* [Task requirements]: Copy each line exactly. Leave nothing out.

* [Dataset excerpts]:
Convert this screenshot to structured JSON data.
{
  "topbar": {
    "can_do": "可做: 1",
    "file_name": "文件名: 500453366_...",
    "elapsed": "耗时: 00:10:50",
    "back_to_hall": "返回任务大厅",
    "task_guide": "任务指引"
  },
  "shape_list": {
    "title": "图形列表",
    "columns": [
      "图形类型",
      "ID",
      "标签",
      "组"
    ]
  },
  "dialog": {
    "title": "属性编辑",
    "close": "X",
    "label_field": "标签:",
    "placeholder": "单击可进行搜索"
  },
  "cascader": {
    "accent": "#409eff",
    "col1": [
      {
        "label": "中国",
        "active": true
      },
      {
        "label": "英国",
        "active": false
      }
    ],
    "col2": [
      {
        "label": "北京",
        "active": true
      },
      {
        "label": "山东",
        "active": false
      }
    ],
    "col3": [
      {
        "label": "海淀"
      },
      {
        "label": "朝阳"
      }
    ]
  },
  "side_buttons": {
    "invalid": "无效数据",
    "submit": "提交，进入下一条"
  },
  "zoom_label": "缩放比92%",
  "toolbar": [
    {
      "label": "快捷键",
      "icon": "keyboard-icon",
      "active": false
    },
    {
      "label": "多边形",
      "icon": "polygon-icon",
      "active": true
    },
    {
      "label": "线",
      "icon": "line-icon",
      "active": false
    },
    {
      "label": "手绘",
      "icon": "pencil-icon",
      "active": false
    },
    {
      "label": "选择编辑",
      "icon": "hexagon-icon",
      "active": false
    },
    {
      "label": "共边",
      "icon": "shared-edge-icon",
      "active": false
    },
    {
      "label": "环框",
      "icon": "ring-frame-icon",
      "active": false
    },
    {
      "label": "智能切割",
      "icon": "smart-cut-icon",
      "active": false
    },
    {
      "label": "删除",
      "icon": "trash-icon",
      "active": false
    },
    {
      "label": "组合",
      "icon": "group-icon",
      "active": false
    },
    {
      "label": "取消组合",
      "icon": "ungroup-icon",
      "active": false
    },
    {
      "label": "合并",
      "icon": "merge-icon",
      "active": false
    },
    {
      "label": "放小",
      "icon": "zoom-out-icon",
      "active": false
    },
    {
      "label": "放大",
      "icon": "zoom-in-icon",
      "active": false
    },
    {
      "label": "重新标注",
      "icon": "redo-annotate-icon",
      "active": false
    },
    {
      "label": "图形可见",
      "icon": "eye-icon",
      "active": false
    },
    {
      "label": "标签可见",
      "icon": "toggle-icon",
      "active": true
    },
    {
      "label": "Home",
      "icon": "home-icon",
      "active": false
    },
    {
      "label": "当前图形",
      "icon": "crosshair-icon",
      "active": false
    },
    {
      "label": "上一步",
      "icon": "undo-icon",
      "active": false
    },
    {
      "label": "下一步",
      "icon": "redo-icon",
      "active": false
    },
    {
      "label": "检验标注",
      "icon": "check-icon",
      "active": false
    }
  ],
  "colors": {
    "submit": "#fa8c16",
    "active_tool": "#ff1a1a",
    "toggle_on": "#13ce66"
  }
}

* [The response]:
Convert this screenshot to structured JSON data.
{
  "topbar": {
    "can_do": "可做: 1",
    "file_name": "文件名: 500453366_...",
    "elapsed": "耗时: 00:10:50",
    "back_to_hall": "返回任务大厅",
    "task_guide": "任务指引"
  },
  "shape_list": {
    "title": "图形列表",
    "columns": [
      "图形类型",
      "ID",
      "标签",
      "组"
    ]
  },
  "dialog": {
    "title": "属性编辑",
    "close": "X",
    "label_field": "标签:",
    "placeholder": "单击可进行搜索"
  },
  "cascader": {
    "accent": "#409eff",
    "col1": [
      {
        "label": "中国",
        "active": true
      },
      {
        "label": "英国",
        "active": false
      }
    ],
    "col2": [
      {
        "label": "北京",
        "active": true
      },
      {
        "label": "山东",
        "active": false
      }
    ],
    "col3": [
      {
        "label": "海淀"
      },
      {
        "label": "朝阳"
      }
    ]
  },
  "side_buttons": {
    "invalid": "无效数据",
    "submit": "提交，进入下一条"
  },
  "zoom_label": "缩放比92%",
  "toolbar": [
    {
      "label": "快捷键",
      "icon": "keyboard-icon",
      "active": false
    },
    {
      "label": "多边形",
      "icon": "polygon-icon",
      "active": true
    },
    {
      "label": "线",
      "icon": "line-icon",
      "active": false
    },
    {
      "label": "手绘",
      "icon": "pencil-icon",
      "active": false
    },
    {
      "label": "选择编辑",
      "icon": "hexagon-icon",
      "active": false
    },
    {
      "label": "共边",
      "icon": "shared-edge-icon",
      "active": false
    },
    {
      "label": "环框",
      "icon": "ring-frame-icon",
      "active": false
    },
    {
      "label": "智能切割",
      "icon": "smart-cut-icon",
      "active": false
    },
    {
      "label": "删除",
      "icon": "trash-icon",
      "active": false
    },
    {
      "label": "组合",
      "icon": "group-icon",
      "active": false
    },
    {
      "label": "取消组合",
      "icon": "ungroup-icon",
      "active": false
    },
    {
      "label": "合并",
      "icon": "merge-icon",
      "active": false
    },
    {
      "label": "放小",
      "icon": "zoom-out-icon",
      "active": false
    },
    {
      "label": "放大",
      "icon": "zoom-in-icon",
      "active": false
    },
    {
      "label": "重新标注",
      "icon": "redo-annotate-icon",
      "active": false
    },
    {
      "label": "图形可见",
      "icon": "eye-icon",
      "active": false
    },
    {
      "label": "标签可见",
      "icon": "toggle-icon",
      "active": true
    },
    {
      "label": "Home",
      "icon": "home-icon",
      "active": false
    },
    {
      "label": "当前图形",
      "icon": "crosshair-icon",
      "active": false
    },
    {
      "label": "上一步",
      "icon": "undo-icon",
      "active": false
    },
    {
      "label": "下一步",
      "icon": "redo-icon",
      "active": false
    },
    {
      "label": "检验标注",
      "icon": "check-icon",
      "active": false
    }
  ],
  "colors": {
    "submit": "#fa8c16",
    "active_tool": "#ff1a1a",
    "toggle_on": "#13ce66"
  }
}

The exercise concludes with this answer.